■ AIM
From the line containing "Decode this chart: output" down to the last line of the records below, copy every line exactly. Leave out everything before it.

[Figure contents as structured data]
#####
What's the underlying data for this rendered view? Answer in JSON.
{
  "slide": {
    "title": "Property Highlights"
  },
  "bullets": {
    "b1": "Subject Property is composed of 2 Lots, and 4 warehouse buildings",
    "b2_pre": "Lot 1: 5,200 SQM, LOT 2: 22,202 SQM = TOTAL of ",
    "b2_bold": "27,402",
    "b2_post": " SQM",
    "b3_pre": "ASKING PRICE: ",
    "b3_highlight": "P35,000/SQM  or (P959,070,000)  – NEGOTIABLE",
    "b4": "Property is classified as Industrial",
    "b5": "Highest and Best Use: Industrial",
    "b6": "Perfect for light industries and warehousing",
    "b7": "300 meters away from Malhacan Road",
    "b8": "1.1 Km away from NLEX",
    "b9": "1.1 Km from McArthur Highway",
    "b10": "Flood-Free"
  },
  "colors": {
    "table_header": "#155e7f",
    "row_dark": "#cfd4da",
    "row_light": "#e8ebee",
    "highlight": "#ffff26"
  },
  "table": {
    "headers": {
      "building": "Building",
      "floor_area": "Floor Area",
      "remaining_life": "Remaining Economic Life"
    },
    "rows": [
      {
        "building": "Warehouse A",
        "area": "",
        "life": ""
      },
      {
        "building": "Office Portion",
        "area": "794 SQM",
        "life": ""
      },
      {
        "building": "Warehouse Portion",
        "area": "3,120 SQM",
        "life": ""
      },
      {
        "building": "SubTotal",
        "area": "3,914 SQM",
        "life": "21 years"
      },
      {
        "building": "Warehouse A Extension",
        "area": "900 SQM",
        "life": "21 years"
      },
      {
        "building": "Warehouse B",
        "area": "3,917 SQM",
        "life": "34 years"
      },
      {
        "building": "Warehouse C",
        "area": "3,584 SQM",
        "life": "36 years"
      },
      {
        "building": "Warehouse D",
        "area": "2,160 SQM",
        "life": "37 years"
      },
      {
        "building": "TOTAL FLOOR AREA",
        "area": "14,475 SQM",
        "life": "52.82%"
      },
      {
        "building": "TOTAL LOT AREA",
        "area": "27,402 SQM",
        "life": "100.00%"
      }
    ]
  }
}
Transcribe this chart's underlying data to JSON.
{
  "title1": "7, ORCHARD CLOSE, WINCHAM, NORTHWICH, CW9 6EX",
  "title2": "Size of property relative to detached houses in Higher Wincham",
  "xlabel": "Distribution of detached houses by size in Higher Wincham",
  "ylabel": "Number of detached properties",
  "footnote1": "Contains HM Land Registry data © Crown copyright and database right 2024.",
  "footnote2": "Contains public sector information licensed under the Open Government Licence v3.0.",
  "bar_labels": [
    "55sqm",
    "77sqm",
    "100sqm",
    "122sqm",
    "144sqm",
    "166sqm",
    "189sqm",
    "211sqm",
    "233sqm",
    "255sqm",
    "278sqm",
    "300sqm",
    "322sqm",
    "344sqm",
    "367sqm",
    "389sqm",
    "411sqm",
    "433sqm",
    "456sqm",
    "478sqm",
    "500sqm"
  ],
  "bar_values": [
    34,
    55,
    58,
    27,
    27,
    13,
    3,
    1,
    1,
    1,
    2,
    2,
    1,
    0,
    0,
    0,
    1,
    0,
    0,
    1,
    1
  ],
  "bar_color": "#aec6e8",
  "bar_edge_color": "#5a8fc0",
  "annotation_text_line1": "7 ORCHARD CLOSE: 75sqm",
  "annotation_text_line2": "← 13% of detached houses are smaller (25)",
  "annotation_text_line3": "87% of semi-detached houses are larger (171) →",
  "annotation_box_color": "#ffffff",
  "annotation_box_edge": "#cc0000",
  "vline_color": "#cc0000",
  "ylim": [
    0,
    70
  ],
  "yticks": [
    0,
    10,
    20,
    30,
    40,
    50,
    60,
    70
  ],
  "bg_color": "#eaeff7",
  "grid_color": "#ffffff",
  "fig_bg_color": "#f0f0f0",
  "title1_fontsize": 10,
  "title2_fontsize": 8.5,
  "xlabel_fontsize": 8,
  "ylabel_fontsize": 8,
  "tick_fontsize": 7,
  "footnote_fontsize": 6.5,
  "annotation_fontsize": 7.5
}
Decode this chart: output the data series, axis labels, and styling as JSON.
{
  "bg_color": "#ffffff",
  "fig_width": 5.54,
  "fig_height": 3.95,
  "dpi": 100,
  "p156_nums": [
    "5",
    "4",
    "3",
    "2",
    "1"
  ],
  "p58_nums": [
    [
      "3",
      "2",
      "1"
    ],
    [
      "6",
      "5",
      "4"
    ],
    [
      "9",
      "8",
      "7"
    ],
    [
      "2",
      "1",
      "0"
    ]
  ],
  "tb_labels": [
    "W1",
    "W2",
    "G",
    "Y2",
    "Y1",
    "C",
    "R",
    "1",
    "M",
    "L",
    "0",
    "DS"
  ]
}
#####
■ THE COMPLETED TASK
Decode this chart: output the data series, axis labels, and styling as JSON.
{
  "bg_color": "#ffffff",
  "fig_width": 5.54,
  "fig_height": 3.95,
  "dpi": 100,
  "p156_nums": [
    "5",
    "4",
    "3",
    "2",
    "1"
  ],
  "p58_nums": [
    [
      "3",
      "2",
      "1"
    ],
    [
      "6",
      "5",
      "4"
    ],
    [
      "9",
      "8",
      "7"
    ],
    [
      "2",
      "1",
      "0"
    ]
  ],
  "tb_labels": [
    "W1",
    "W2",
    "G",
    "Y2",
    "Y1",
    "C",
    "R",
    "1",
    "M",
    "L",
    "0",
    "DS"
  ]
}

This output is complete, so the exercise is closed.